▸ **SET EXERCISE**: Will you give every entry again exactly as it stands?

# # #

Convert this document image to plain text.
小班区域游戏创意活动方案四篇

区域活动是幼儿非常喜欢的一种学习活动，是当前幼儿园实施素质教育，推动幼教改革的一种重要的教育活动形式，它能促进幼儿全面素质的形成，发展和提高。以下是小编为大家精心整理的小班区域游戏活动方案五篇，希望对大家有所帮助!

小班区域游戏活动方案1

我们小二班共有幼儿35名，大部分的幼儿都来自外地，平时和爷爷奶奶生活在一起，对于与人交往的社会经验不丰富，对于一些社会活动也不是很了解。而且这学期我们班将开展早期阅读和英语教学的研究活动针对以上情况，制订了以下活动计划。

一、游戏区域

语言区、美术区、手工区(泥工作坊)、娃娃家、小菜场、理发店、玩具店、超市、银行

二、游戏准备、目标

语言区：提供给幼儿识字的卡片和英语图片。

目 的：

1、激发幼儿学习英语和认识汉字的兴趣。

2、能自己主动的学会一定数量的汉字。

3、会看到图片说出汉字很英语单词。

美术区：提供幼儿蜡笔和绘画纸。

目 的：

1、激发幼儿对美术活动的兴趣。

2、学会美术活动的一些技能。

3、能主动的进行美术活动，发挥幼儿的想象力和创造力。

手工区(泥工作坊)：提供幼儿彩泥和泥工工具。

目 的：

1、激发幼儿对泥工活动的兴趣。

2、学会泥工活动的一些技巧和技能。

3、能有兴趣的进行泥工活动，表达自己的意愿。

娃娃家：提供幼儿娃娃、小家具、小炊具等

# # #

▸ **FINAL RESULT**:
Convert this document image to plain text.
小班区域游戏创意活动方案四篇

区域活动是幼儿非常喜欢的一种学习活动，是当前幼儿园实施素质教育，推动幼教改革的一种重要的教育活动形式，它能促进幼儿全面素质的形成，发展和提高。以下是小编为大家精心整理的小班区域游戏活动方案五篇，希望对大家有所帮助!

小班区域游戏活动方案1

我们小二班共有幼儿35名，大部分的幼儿都来自外地，平时和爷爷奶奶生活在一起，对于与人交往的社会经验不丰富，对于一些社会活动也不是很了解。而且这学期我们班将开展早期阅读和英语教学的研究活动针对以上情况，制订了以下活动计划。

一、游戏区域

语言区、美术区、手工区(泥工作坊)、娃娃家、小菜场、理发店、玩具店、超市、银行

二、游戏准备、目标

语言区：提供给幼儿识字的卡片和英语图片。

目 的：

1、激发幼儿学习英语和认识汉字的兴趣。

2、能自己主动的学会一定数量的汉字。

3、会看到图片说出汉字很英语单词。

美术区：提供幼儿蜡笔和绘画纸。

目 的：

1、激发幼儿对美术活动的兴趣。

2、学会美术活动的一些技能。

3、能主动的进行美术活动，发挥幼儿的想象力和创造力。

手工区(泥工作坊)：提供幼儿彩泥和泥工工具。

目 的：

1、激发幼儿对泥工活动的兴趣。

2、学会泥工活动的一些技巧和技能。

3、能有兴趣的进行泥工活动，表达自己的意愿。

娃娃家：提供幼儿娃娃、小家具、小炊具等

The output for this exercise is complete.